Would you extract the whole listing below and retype it exactly?

+++++

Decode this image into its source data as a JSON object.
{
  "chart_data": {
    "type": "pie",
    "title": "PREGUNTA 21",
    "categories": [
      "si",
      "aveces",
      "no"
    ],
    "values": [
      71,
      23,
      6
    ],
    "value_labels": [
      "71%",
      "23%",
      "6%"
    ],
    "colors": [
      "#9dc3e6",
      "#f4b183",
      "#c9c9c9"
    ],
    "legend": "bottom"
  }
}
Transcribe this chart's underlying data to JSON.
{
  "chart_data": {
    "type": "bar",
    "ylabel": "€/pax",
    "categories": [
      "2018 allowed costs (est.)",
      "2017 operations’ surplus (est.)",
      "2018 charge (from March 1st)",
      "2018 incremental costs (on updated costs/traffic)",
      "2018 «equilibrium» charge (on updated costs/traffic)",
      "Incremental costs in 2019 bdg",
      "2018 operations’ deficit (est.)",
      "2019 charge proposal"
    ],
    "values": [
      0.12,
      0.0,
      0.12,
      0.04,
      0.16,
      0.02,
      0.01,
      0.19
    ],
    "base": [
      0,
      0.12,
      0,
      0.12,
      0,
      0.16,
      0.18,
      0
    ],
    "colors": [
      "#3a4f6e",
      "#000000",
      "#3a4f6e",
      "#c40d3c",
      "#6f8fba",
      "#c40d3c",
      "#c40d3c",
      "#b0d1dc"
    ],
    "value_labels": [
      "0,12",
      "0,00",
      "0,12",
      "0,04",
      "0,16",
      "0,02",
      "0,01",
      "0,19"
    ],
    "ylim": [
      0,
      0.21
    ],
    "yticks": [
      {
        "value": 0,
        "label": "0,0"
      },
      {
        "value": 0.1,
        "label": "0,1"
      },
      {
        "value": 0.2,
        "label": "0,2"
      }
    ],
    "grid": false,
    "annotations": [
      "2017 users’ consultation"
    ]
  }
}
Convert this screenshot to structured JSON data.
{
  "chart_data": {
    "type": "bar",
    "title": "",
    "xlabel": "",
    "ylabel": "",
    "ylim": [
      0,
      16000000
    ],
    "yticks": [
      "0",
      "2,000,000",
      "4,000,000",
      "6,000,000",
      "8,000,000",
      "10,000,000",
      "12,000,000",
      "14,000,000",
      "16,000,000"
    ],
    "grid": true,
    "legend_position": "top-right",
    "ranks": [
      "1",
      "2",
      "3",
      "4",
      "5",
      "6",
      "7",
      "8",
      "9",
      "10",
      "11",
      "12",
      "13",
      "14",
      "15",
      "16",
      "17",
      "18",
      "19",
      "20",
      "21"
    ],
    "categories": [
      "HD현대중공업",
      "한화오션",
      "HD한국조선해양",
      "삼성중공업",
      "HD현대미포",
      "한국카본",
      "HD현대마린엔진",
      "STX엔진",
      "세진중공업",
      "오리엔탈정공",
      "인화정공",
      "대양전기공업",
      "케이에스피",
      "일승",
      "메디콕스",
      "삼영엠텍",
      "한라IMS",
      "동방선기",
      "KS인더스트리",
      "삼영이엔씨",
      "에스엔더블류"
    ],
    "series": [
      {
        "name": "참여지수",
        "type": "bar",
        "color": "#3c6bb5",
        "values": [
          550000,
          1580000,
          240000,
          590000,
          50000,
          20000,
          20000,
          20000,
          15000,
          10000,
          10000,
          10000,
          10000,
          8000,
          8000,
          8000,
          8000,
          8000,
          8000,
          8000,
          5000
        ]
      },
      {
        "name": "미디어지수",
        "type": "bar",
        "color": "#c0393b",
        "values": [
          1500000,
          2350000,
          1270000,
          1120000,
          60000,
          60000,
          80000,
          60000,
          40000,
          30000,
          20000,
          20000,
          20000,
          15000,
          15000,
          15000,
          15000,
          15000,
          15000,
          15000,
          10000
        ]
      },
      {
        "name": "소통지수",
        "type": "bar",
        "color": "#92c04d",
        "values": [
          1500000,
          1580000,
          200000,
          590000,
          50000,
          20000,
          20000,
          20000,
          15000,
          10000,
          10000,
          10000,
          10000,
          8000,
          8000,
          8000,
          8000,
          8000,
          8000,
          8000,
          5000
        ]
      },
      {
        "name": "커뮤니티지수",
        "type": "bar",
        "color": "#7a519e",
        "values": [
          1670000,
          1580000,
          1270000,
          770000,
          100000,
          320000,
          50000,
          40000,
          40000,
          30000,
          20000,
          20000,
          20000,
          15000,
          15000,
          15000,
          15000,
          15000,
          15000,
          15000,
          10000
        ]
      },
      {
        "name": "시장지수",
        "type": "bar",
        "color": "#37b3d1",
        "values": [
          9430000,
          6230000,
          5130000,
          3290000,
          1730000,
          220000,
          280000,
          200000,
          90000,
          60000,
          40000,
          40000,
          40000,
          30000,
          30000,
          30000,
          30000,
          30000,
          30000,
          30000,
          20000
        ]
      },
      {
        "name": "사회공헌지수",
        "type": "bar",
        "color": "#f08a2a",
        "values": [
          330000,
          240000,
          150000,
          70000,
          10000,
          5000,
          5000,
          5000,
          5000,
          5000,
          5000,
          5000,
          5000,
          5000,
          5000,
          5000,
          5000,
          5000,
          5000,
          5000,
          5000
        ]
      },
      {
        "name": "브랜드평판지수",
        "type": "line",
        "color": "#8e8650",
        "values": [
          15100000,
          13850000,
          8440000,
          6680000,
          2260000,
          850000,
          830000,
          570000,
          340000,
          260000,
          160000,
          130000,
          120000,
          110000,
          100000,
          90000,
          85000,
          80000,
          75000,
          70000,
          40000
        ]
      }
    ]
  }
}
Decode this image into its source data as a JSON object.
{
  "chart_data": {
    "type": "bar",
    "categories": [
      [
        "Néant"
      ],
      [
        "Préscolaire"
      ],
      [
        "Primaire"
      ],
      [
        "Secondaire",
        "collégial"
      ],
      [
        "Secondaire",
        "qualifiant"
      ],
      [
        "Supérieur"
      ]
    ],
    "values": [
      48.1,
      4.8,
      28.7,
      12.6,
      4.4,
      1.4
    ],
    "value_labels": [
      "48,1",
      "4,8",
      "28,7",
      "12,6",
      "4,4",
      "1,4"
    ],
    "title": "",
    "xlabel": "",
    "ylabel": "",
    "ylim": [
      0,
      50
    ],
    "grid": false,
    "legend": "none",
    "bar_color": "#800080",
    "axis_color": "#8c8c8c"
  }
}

+++++

WRITTEN RESPONSE
Decode this image into its source data as a JSON object.
{
  "chart_data": {
    "type": "pie",
    "title": "PREGUNTA 21",
    "categories": [
      "si",
      "aveces",
      "no"
    ],
    "values": [
      71,
      23,
      6
    ],
    "value_labels": [
      "71%",
      "23%",
      "6%"
    ],
    "colors": [
      "#9dc3e6",
      "#f4b183",
      "#c9c9c9"
    ],
    "legend": "bottom"
  }
}
Transcribe this chart's underlying data to JSON.
{
  "chart_data": {
    "type": "bar",
    "ylabel": "€/pax",
    "categories": [
      "2018 allowed costs (est.)",
      "2017 operations’ surplus (est.)",
      "2018 charge (from March 1st)",
      "2018 incremental costs (on updated costs/traffic)",
      "2018 «equilibrium» charge (on updated costs/traffic)",
      "Incremental costs in 2019 bdg",
      "2018 operations’ deficit (est.)",
      "2019 charge proposal"
    ],
    "values": [
      0.12,
      0.0,
      0.12,
      0.04,
      0.16,
      0.02,
      0.01,
      0.19
    ],
    "base": [
      0,
      0.12,
      0,
      0.12,
      0,
      0.16,
      0.18,
      0
    ],
    "colors": [
      "#3a4f6e",
      "#000000",
      "#3a4f6e",
      "#c40d3c",
      "#6f8fba",
      "#c40d3c",
      "#c40d3c",
      "#b0d1dc"
    ],
    "value_labels": [
      "0,12",
      "0,00",
      "0,12",
      "0,04",
      "0,16",
      "0,02",
      "0,01",
      "0,19"
    ],
    "ylim": [
      0,
      0.21
    ],
    "yticks": [
      {
        "value": 0,
        "label": "0,0"
      },
      {
        "value": 0.1,
        "label": "0,1"
      },
      {
        "value": 0.2,
        "label": "0,2"
      }
    ],
    "grid": false,
    "annotations": [
      "2017 users’ consultation"
    ]
  }
}
Convert this screenshot to structured JSON data.
{
  "chart_data": {
    "type": "bar",
    "title": "",
    "xlabel": "",
    "ylabel": "",
    "ylim": [
      0,
      16000000
    ],
    "yticks": [
      "0",
      "2,000,000",
      "4,000,000",
      "6,000,000",
      "8,000,000",
      "10,000,000",
      "12,000,000",
      "14,000,000",
      "16,000,000"
    ],
    "grid": true,
    "legend_position": "top-right",
    "ranks": [
      "1",
      "2",
      "3",
      "4",
      "5",
      "6",
      "7",
      "8",
      "9",
      "10",
      "11",
      "12",
      "13",
      "14",
      "15",
      "16",
      "17",
      "18",
      "19",
      "20",
      "21"
    ],
    "categories": [
      "HD현대중공업",
      "한화오션",
      "HD한국조선해양",
      "삼성중공업",
      "HD현대미포",
      "한국카본",
      "HD현대마린엔진",
      "STX엔진",
      "세진중공업",
      "오리엔탈정공",
      "인화정공",
      "대양전기공업",
      "케이에스피",
      "일승",
      "메디콕스",
      "삼영엠텍",
      "한라IMS",
      "동방선기",
      "KS인더스트리",
      "삼영이엔씨",
      "에스엔더블류"
    ],
    "series": [
      {
        "name": "참여지수",
        "type": "bar",
        "color": "#3c6bb5",
        "values": [
          550000,
          1580000,
          240000,
          590000,
          50000,
          20000,
          20000,
          20000,
          15000,
          10000,
          10000,
          10000,
          10000,
          8000,
          8000,
          8000,
          8000,
          8000,
          8000,
          8000,
          5000
        ]
      },
      {
        "name": "미디어지수",
        "type": "bar",
        "color": "#c0393b",
        "values": [
          1500000,
          2350000,
          1270000,
          1120000,
          60000,
          60000,
          80000,
          60000,
          40000,
          30000,
          20000,
          20000,
          20000,
          15000,
          15000,
          15000,
          15000,
          15000,
          15000,
          15000,
          10000
        ]
      },
      {
        "name": "소통지수",
        "type": "bar",
        "color": "#92c04d",
        "values": [
          1500000,
          1580000,
          200000,
          590000,
          50000,
          20000,
          20000,
          20000,
          15000,
          10000,
          10000,
          10000,
          10000,
          8000,
          8000,
          8000,
          8000,
          8000,
          8000,
          8000,
          5000
        ]
      },
      {
        "name": "커뮤니티지수",
        "type": "bar",
        "color": "#7a519e",
        "values": [
          1670000,
          1580000,
          1270000,
          770000,
          100000,
          320000,
          50000,
          40000,
          40000,
          30000,
          20000,
          20000,
          20000,
          15000,
          15000,
          15000,
          15000,
          15000,
          15000,
          15000,
          10000
        ]
      },
      {
        "name": "시장지수",
        "type": "bar",
        "color": "#37b3d1",
        "values": [
          9430000,
          6230000,
          5130000,
          3290000,
          1730000,
          220000,
          280000,
          200000,
          90000,
          60000,
          40000,
          40000,
          40000,
          30000,
          30000,
          30000,
          30000,
          30000,
          30000,
          30000,
          20000
        ]
      },
      {
        "name": "사회공헌지수",
        "type": "bar",
        "color": "#f08a2a",
        "values": [
          330000,
          240000,
          150000,
          70000,
          10000,
          5000,
          5000,
          5000,
          5000,
          5000,
          5000,
          5000,
          5000,
          5000,
          5000,
          5000,
          5000,
          5000,
          5000,
          5000,
          5000
        ]
      },
      {
        "name": "브랜드평판지수",
        "type": "line",
        "color": "#8e8650",
        "values": [
          15100000,
          13850000,
          8440000,
          6680000,
          2260000,
          850000,
          830000,
          570000,
          340000,
          260000,
          160000,
          130000,
          120000,
          110000,
          100000,
          90000,
          85000,
          80000,
          75000,
          70000,
          40000
        ]
      }
    ]
  }
}
Decode this image into its source data as a JSON object.
{
  "chart_data": {
    "type": "bar",
    "categories": [
      [
        "Néant"
      ],
      [
        "Préscolaire"
      ],
      [
        "Primaire"
      ],
      [
        "Secondaire",
        "collégial"
      ],
      [
        "Secondaire",
        "qualifiant"
      ],
      [
        "Supérieur"
      ]
    ],
    "values": [
      48.1,
      4.8,
      28.7,
      12.6,
      4.4,
      1.4
    ],
    "value_labels": [
      "48,1",
      "4,8",
      "28,7",
      "12,6",
      "4,4",
      "1,4"
    ],
    "title": "",
    "xlabel": "",
    "ylabel": "",
    "ylim": [
      0,
      50
    ],
    "grid": false,
    "legend": "none",
    "bar_color": "#800080",
    "axis_color": "#8c8c8c"
  }
}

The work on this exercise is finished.